**Stated task:** State how many lines of the records contain the string "this". Give the number alone.

Begin

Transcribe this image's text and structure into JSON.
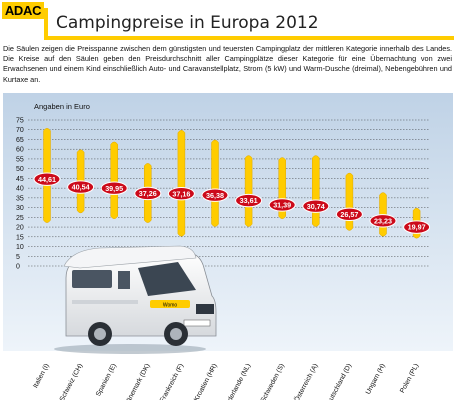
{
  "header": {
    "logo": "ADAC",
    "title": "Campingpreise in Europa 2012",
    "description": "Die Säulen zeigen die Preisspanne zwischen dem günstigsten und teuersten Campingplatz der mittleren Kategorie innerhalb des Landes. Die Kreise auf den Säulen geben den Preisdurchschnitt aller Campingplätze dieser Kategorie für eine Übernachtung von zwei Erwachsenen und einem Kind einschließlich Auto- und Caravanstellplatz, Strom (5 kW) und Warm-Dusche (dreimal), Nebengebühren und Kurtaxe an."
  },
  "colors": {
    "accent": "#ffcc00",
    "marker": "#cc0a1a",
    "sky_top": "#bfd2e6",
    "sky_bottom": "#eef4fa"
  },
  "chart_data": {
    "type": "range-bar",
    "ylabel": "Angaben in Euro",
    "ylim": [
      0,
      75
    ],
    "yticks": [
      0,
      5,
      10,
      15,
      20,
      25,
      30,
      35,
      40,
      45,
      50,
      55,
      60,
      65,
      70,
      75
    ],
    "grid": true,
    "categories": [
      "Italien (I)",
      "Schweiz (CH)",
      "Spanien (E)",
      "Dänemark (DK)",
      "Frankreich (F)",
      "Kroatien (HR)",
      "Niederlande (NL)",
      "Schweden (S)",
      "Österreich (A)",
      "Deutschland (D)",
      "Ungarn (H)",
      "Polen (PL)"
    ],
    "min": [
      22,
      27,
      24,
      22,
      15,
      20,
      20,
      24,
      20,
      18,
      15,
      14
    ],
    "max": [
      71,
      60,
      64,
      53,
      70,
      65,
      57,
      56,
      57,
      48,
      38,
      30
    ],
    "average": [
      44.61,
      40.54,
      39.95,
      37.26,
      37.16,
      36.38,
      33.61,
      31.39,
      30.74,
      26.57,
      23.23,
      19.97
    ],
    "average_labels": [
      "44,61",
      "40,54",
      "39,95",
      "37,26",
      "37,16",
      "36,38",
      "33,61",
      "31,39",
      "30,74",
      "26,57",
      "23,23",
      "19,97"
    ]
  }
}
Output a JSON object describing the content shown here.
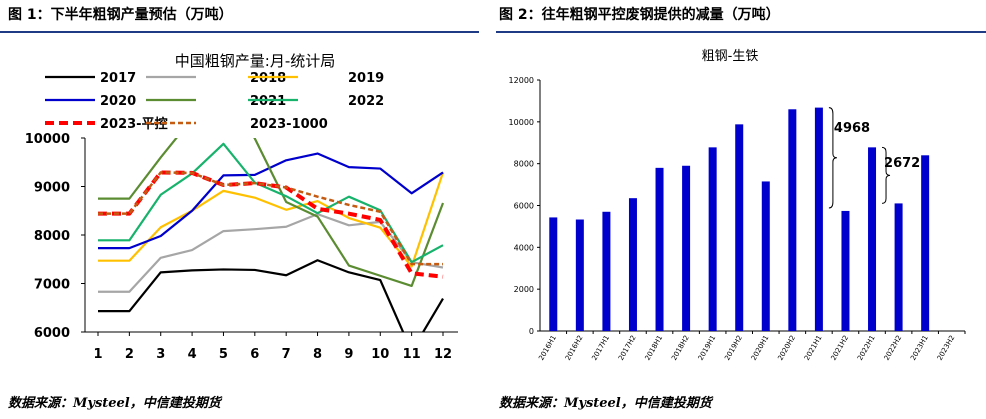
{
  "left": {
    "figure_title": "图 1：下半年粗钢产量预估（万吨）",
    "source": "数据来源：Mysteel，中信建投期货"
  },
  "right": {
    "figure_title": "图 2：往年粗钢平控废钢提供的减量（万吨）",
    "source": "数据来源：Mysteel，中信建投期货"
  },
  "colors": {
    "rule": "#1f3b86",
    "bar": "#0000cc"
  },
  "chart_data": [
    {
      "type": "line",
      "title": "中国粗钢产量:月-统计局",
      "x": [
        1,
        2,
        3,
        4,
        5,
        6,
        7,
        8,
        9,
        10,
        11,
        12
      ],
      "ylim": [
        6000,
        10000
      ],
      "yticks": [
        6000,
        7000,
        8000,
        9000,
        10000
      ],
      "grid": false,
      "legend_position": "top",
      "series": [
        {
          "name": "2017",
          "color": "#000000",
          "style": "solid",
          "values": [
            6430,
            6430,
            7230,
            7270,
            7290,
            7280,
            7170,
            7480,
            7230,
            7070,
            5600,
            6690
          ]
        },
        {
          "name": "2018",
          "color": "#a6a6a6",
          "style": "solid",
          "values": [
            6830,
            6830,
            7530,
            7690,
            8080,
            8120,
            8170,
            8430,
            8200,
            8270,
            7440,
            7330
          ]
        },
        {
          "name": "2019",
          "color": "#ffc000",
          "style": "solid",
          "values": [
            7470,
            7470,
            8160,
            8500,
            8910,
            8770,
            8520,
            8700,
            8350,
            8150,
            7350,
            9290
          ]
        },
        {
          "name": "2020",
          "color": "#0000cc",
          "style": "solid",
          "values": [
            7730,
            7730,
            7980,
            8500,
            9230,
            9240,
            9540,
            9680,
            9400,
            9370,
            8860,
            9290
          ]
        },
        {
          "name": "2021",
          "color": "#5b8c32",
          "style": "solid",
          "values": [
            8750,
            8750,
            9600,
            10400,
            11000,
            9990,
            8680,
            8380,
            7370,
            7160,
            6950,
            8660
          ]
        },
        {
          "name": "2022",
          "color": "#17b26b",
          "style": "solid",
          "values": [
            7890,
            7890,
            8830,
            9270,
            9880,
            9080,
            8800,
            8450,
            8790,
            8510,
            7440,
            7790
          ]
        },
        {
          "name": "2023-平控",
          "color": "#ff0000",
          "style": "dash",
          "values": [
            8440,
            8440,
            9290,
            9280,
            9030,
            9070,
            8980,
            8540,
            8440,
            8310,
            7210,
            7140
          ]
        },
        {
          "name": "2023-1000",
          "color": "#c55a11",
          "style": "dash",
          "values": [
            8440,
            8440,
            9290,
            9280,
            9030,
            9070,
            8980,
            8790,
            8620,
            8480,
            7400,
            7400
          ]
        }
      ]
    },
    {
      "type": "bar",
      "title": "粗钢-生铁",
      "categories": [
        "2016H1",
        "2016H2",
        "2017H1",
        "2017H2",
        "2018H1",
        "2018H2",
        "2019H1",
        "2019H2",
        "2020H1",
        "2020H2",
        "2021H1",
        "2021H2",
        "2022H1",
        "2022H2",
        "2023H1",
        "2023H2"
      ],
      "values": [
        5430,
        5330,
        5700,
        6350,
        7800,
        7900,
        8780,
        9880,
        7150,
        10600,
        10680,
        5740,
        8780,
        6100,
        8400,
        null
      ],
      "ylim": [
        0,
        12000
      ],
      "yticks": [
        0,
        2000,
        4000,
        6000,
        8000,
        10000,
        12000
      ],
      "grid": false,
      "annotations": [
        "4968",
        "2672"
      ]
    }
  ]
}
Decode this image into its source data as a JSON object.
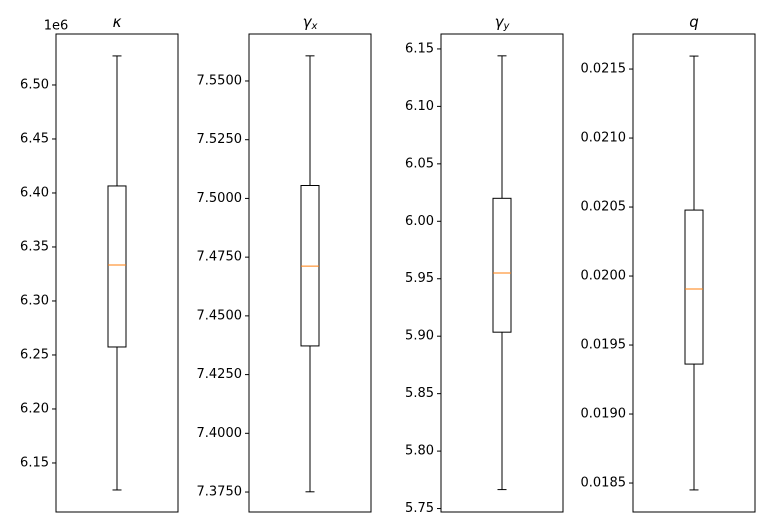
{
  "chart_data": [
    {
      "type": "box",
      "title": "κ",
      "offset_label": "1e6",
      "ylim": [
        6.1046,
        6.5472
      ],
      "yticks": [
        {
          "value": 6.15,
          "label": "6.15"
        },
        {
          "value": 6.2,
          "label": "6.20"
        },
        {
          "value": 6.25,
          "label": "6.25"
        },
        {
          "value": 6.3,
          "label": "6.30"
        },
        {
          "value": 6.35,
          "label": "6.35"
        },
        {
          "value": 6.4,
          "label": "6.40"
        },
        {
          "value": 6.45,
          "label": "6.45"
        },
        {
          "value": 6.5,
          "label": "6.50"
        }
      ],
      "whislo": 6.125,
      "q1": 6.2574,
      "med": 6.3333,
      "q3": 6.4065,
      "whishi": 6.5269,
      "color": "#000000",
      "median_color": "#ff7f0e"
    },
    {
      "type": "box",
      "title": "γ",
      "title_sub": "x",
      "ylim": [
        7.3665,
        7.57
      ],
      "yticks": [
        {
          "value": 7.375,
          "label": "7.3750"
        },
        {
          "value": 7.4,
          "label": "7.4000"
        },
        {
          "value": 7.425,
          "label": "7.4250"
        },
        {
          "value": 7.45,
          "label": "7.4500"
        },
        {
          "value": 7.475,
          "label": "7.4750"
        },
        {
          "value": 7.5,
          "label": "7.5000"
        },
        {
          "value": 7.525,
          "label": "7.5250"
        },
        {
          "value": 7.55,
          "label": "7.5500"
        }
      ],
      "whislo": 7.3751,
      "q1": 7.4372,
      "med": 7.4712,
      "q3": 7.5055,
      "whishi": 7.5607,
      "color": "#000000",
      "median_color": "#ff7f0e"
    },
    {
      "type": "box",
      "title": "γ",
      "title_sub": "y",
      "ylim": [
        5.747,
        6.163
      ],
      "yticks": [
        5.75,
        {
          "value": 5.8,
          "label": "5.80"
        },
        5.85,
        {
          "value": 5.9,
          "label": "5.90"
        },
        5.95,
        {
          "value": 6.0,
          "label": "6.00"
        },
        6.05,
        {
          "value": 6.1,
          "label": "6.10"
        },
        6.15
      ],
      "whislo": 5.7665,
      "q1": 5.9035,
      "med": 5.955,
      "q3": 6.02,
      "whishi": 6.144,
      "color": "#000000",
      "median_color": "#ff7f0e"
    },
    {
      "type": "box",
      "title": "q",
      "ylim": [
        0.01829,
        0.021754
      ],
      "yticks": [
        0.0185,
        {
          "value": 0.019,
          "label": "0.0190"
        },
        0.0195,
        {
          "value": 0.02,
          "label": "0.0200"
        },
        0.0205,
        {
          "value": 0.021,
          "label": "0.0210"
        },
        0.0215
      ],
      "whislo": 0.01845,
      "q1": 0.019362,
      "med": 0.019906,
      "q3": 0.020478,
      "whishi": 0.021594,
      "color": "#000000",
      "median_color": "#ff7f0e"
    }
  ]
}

End

**Task response:** 2